_Dataset records_

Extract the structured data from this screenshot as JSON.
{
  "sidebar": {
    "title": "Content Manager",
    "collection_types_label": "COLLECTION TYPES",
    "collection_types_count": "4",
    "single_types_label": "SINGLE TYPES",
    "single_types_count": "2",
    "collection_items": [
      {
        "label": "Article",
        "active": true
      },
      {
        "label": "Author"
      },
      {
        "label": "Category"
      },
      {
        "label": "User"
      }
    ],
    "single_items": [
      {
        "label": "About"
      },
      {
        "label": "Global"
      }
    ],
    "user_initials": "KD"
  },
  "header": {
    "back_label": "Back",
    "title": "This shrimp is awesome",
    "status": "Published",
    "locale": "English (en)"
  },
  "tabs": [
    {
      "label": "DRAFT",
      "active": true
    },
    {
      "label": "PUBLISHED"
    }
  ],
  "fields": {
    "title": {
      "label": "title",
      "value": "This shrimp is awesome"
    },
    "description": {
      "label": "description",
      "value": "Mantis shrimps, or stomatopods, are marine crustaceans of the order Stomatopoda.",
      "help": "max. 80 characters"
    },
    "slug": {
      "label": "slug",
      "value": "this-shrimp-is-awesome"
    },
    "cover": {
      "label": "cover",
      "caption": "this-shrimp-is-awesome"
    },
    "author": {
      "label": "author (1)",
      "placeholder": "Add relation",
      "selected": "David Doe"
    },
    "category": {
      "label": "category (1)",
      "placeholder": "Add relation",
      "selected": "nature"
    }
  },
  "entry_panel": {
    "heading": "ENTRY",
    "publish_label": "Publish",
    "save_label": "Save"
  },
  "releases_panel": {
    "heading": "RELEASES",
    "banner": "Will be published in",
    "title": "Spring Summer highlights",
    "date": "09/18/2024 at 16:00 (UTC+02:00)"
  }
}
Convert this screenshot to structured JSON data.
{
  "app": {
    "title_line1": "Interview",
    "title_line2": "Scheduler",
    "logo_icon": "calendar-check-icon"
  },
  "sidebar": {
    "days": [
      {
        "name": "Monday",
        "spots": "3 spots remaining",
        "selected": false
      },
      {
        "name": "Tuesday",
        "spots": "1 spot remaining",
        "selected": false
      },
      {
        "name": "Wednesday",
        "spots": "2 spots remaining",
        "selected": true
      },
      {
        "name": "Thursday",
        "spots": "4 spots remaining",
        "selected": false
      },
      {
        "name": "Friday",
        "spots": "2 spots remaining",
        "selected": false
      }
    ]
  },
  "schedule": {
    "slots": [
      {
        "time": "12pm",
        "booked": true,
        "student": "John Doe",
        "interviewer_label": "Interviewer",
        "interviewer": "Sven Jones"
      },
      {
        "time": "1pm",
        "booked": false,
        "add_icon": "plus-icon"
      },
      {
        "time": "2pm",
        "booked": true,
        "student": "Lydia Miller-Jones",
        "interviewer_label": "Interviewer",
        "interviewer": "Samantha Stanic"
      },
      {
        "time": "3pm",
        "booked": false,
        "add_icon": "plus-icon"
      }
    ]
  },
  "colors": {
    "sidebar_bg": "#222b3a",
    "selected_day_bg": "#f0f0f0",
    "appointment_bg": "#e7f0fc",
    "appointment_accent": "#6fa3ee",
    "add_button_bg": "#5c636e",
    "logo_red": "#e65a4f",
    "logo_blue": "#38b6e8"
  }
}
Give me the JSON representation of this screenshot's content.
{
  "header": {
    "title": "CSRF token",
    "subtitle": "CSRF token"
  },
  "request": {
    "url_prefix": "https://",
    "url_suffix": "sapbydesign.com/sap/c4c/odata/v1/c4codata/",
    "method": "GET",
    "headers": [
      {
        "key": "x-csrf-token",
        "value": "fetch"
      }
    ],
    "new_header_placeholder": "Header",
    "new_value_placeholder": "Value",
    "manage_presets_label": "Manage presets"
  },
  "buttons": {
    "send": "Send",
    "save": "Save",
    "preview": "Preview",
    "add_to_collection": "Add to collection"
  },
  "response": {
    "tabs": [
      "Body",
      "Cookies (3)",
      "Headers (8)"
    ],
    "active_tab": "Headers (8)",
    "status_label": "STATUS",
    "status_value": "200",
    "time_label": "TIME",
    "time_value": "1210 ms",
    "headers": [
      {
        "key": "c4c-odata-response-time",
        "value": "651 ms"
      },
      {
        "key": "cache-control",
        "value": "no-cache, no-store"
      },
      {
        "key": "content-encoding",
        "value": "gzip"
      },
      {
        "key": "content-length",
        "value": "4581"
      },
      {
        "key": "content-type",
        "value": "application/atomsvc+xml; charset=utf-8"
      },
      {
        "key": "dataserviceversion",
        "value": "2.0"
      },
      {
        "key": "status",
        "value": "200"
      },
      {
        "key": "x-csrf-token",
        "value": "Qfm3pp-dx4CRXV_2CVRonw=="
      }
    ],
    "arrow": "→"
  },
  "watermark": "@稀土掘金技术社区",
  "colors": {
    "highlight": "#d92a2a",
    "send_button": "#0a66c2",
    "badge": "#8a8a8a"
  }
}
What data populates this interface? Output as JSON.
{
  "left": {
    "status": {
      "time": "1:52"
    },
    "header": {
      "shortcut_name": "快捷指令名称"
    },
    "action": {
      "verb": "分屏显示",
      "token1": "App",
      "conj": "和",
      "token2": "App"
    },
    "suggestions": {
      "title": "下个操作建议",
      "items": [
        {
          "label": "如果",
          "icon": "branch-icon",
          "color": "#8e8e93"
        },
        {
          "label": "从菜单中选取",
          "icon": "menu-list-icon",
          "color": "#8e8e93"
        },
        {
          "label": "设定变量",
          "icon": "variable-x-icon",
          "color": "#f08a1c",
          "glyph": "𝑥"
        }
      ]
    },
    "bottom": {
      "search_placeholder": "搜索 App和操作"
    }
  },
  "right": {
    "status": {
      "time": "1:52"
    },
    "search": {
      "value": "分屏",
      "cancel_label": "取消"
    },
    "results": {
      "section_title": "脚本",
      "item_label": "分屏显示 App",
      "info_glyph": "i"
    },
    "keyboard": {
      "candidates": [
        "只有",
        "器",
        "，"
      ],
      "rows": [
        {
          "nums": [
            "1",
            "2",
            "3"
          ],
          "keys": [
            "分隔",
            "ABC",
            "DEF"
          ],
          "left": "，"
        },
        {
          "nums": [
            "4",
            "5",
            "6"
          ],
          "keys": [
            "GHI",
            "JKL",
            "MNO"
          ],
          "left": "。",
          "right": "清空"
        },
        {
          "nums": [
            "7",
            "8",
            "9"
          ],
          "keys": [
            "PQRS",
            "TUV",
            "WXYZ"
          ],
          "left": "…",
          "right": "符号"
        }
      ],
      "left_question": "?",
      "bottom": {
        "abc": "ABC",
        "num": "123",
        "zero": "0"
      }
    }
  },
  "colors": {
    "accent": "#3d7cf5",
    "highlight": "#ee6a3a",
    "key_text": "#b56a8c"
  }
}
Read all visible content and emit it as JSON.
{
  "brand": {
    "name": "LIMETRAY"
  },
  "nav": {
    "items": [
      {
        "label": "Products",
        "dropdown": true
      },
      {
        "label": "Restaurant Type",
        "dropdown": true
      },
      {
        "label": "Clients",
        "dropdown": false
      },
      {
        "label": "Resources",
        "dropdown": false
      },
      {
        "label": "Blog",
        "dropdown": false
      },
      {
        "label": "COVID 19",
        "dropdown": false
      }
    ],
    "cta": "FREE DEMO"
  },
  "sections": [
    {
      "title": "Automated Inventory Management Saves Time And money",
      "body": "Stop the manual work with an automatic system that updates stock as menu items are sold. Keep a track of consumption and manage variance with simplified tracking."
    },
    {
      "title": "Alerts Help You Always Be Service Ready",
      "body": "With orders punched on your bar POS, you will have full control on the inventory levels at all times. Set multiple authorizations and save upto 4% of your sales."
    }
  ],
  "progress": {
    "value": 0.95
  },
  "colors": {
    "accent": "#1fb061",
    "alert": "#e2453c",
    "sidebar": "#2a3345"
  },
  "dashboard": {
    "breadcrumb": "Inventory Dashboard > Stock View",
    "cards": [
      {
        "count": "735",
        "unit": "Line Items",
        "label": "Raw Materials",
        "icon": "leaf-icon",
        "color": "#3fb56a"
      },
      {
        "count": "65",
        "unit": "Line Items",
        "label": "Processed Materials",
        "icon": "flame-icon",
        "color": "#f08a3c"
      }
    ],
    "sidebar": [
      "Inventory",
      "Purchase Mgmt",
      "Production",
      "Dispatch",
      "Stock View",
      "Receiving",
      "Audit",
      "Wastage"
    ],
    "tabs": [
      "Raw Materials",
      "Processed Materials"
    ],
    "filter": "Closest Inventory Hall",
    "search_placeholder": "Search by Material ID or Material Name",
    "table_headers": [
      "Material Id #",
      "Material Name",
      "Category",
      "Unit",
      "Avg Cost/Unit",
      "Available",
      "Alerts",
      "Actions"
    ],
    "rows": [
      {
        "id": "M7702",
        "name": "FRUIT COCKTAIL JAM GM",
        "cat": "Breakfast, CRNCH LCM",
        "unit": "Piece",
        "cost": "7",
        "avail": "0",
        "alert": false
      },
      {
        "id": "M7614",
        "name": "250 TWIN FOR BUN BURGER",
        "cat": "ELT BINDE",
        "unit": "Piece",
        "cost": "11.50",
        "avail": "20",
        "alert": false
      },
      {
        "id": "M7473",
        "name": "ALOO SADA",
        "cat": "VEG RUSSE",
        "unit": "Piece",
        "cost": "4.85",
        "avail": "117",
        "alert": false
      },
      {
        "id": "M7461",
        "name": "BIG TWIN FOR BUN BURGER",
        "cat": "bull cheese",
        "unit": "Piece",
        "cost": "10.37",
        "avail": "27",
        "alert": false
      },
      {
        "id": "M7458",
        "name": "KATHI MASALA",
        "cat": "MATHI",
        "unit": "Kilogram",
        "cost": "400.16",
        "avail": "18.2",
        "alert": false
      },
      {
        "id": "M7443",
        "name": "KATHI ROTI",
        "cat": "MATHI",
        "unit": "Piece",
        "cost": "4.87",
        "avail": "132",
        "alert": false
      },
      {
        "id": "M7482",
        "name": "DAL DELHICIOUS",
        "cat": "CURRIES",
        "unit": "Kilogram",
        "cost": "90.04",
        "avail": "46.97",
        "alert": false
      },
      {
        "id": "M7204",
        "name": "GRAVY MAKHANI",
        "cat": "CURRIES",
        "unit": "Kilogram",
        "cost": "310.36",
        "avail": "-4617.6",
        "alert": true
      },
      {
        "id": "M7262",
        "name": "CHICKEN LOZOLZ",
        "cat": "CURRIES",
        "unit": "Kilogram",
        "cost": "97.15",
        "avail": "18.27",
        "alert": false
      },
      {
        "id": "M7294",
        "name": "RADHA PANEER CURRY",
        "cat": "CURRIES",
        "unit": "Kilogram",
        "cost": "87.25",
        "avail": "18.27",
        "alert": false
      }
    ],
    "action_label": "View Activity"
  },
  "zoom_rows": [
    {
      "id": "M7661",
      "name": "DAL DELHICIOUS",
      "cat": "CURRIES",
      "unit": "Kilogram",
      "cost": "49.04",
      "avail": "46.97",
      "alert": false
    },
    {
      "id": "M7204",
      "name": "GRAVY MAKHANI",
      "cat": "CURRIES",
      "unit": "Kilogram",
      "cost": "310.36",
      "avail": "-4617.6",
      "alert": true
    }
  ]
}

_What is being asked_
Tally the lines of the records holding the word "MAKHANI", then give only the resulting number.

_Full solution_
2